■ **Passage given**:
The students of the HEU are maneuvering for their military training.
The red army and the blue army are at war today. The blue army finds that Little A is the spy of the red army, so Little A has to escape from the headquarters of the blue army to that of the red army. The battle field is a rectangle of size m*n, and the headquarters of the blue army and the red army are placed at (0, 0) and (m, n), respectively, which means that Little A will go from (0, 0) to (m, n). The picture below denotes the shape of the battle field and the notation of directions that we will use later.
The blue army is eager to revenge, so it tries its best to kill Little A during his escape. The blue army places many castles, which will shoot to a fixed direction periodically. It costs Little A one unit of energy per second, whether he moves or not. If he uses up all his energy or gets shot at sometime, then he fails. Little A can move north, south, east or west, one unit per second. Note he may stay at times in order not to be shot.

■ **Problems to solve**:
[1] Answer these questions about the problem statement on Little A's escape.
(a) At which points are the headquarters of the blue army and the red army placed?
(b) How much energy does Little A use each second?
(c) In which directions can Little A move, and how far per second?
[2] Carry on the problem statement on Little A's escape, beginning after its last sentence.

■ **Dataset rows**:
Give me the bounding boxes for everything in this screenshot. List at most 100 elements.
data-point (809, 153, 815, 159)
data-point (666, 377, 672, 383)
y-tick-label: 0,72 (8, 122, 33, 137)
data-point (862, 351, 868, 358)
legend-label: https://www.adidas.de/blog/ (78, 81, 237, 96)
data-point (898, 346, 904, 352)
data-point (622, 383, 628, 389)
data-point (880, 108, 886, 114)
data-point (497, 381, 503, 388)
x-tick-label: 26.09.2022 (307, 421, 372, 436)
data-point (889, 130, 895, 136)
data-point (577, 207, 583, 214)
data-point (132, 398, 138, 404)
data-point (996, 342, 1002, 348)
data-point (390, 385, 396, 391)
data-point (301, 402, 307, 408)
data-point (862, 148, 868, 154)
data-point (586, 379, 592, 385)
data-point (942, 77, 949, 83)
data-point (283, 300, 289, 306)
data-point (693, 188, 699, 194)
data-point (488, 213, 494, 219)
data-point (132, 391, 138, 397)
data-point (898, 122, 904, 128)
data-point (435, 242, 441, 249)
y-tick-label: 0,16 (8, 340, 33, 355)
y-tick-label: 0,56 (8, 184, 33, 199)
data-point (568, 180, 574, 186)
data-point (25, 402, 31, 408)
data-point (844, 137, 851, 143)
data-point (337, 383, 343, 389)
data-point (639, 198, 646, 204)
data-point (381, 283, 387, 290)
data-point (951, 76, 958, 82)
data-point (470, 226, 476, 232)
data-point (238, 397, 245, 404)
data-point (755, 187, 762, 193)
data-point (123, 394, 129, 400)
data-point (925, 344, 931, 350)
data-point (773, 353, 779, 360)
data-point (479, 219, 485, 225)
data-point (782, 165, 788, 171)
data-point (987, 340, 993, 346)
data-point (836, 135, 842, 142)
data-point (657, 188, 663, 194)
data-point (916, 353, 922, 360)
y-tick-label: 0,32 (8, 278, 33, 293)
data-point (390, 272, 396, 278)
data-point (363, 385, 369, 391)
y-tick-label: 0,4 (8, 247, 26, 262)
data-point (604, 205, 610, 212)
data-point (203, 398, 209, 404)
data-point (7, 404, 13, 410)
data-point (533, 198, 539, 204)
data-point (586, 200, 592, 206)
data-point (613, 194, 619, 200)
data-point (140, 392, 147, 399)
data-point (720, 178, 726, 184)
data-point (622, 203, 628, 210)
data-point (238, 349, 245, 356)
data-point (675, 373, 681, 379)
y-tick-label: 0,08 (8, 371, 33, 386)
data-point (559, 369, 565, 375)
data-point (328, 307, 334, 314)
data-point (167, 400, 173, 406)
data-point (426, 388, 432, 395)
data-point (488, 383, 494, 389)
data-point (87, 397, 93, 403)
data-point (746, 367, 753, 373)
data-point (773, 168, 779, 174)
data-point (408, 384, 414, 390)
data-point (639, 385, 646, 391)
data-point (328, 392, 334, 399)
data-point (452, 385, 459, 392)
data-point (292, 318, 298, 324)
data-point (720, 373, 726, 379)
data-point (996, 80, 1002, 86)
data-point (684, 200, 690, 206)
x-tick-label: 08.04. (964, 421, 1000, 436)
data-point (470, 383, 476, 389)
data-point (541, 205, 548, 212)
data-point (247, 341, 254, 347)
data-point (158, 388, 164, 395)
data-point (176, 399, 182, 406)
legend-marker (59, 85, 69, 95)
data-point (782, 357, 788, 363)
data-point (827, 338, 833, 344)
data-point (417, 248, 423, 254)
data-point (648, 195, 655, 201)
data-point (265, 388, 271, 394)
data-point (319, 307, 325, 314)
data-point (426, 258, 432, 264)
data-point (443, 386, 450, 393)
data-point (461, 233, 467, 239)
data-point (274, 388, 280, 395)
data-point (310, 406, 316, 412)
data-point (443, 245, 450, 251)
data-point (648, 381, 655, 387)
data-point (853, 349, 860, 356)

■ **Answers to each task**:
[1]
(a) The blue army's headquarters is at (0, 0) and the red army's is at (m, n).
(b) One unit of energy per second, whether he moves or not.
(c) North, south, east or west, one unit per second.

[2]
To simplify the problem, let’s assume that Little A cannot stop in the middle of a second. He will neither get shot nor block the bullet during his move, which means that a bullet can only kill Little A at positions with integer coordinates. Consider the example below. The bullet moves from (0, 3) to (0, 0) at the speed of 3 units per second, and Little A moves from (0, 0) to (0, 1) at the speed of 1 unit per second. Then Little A is not killed. But if the bullet moves 2 units per second in the above example, Little A will be killed at (0, 1).
Now, please tell Little A whether he can escape.
Input
For every test case, the first line has four integers, m, n, k and d (2<=m, n<=100, 0<=k<=100, m+ n<=d<=1000). m and n are the size of the battle ground, k is the number of castles and d is the units of energy Little A initially has. The next k lines describe the castles each. Each line contains a character c and four integers, t, v, x and y. Here c is ‘N’, ‘S’, ‘E’ or ‘W’ giving the direction to which the castle shoots, t is the period, v is the velocity of the bullets shot (i.e. units passed per second), and (x, y) is the location of the castle. Here we suppose that if a castle is shot by other castles, it will block others’ shots but will NOT be destroyed. And two bullets will pass each other without affecting their directions and velocities.
All castles begin to shoot when Little A starts to escape.
Proceed to the end of file.
Output
If Little A can escape, print the minimum time required in seconds on a single line. Otherwise print “Bad luck!” without quotes.
Sample Input
4 4 3 10
N 1 1 1 1
W 1 1 3 2
W 2 1 2 4
4 4 3 10
N 1 1 1 1
W 1 1 3 2
W 1 1 2 4
Sample Output
9
Bad luck!
题意:每走一步就消耗一点精力(注意下一步可以选择不动,不动也消耗时间),在消耗完精力前(含刚好到)即成功,输出所用时间。
小A走到某个点时,刚好有子弹也落到这个点时,小A死亡。
炮塔会挡住子弹。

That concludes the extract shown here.